INSTRUCTIONS TO FOLLOW
With the pictures omitted, write out the entries that follow exactly as they stand.

[begin DATA SUPPLIED]

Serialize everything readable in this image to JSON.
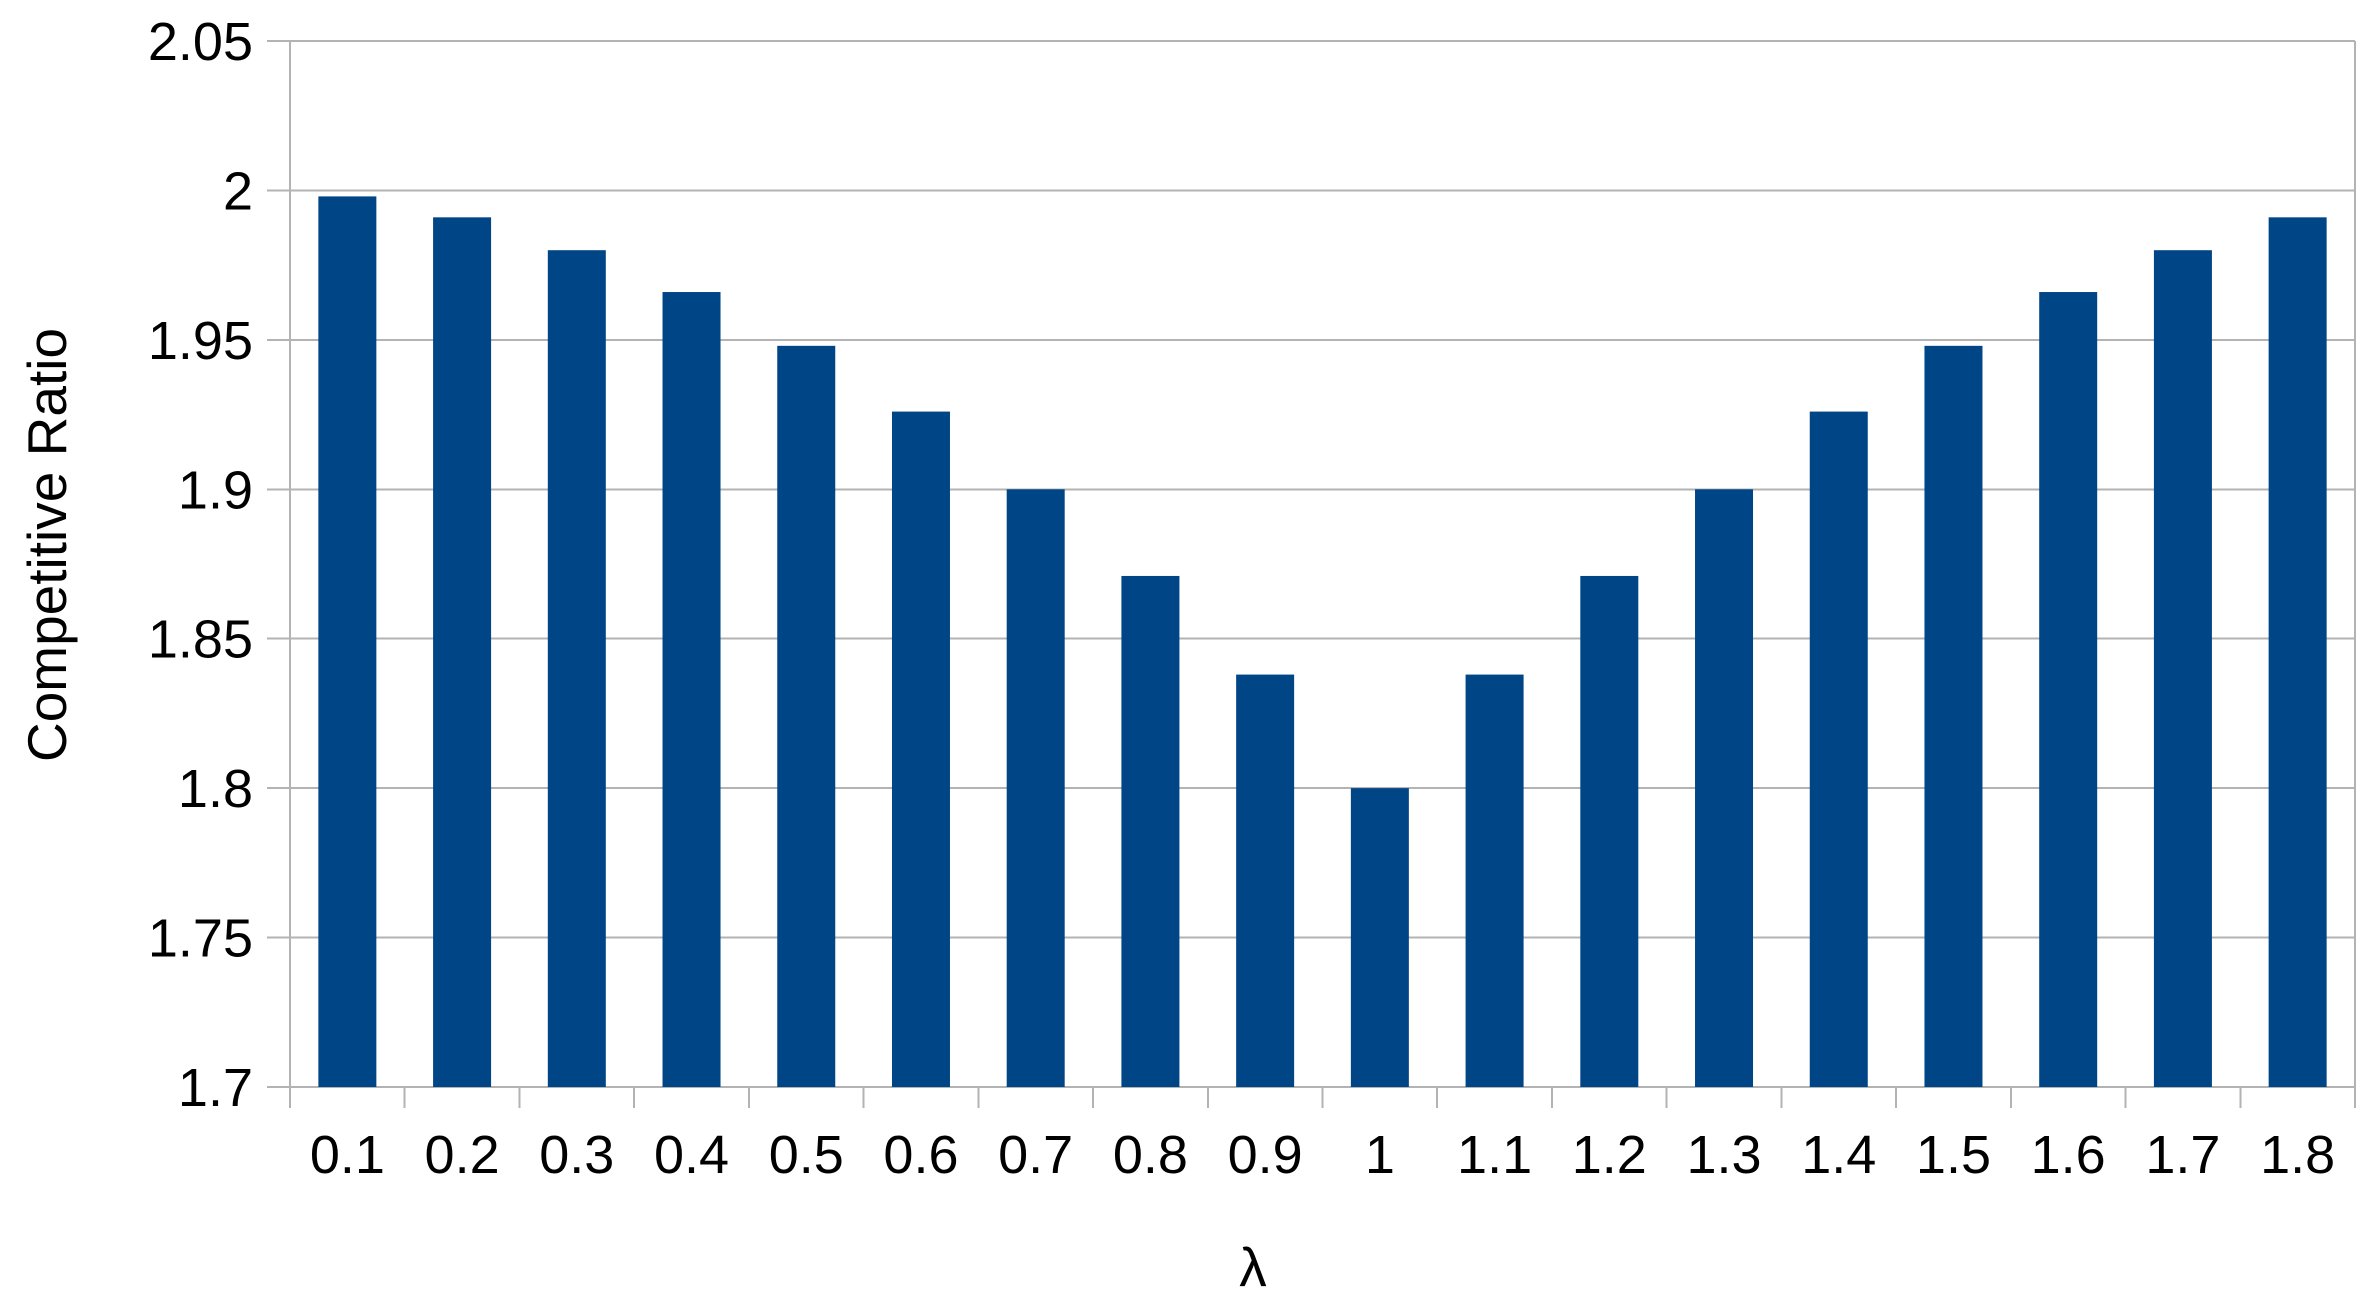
{
  "chart_data": {
    "type": "bar",
    "title": "",
    "xlabel": "λ",
    "ylabel": "Competitive Ratio",
    "categories": [
      "0.1",
      "0.2",
      "0.3",
      "0.4",
      "0.5",
      "0.6",
      "0.7",
      "0.8",
      "0.9",
      "1",
      "1.1",
      "1.2",
      "1.3",
      "1.4",
      "1.5",
      "1.6",
      "1.7",
      "1.8"
    ],
    "values": [
      1.998,
      1.991,
      1.98,
      1.966,
      1.948,
      1.926,
      1.9,
      1.871,
      1.838,
      1.8,
      1.838,
      1.871,
      1.9,
      1.926,
      1.948,
      1.966,
      1.98,
      1.991
    ],
    "ylim": [
      1.7,
      2.05
    ],
    "ytick_step": 0.05,
    "ytick_labels": [
      "2.05",
      "2",
      "1.95",
      "1.9",
      "1.85",
      "1.8",
      "1.75",
      "1.7"
    ],
    "grid": true,
    "legend_position": "none",
    "bar_color": "#004586",
    "grid_color": "#b3b3b3",
    "axis_color": "#b3b3b3"
  }
}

[end DATA SUPPLIED]

WRITTEN RESPONSE
Serialize everything readable in this image to JSON.
{
  "chart_data": {
    "type": "bar",
    "title": "",
    "xlabel": "λ",
    "ylabel": "Competitive Ratio",
    "categories": [
      "0.1",
      "0.2",
      "0.3",
      "0.4",
      "0.5",
      "0.6",
      "0.7",
      "0.8",
      "0.9",
      "1",
      "1.1",
      "1.2",
      "1.3",
      "1.4",
      "1.5",
      "1.6",
      "1.7",
      "1.8"
    ],
    "values": [
      1.998,
      1.991,
      1.98,
      1.966,
      1.948,
      1.926,
      1.9,
      1.871,
      1.838,
      1.8,
      1.838,
      1.871,
      1.9,
      1.926,
      1.948,
      1.966,
      1.98,
      1.991
    ],
    "ylim": [
      1.7,
      2.05
    ],
    "ytick_step": 0.05,
    "ytick_labels": [
      "2.05",
      "2",
      "1.95",
      "1.9",
      "1.85",
      "1.8",
      "1.75",
      "1.7"
    ],
    "grid": true,
    "legend_position": "none",
    "bar_color": "#004586",
    "grid_color": "#b3b3b3",
    "axis_color": "#b3b3b3"
  }
}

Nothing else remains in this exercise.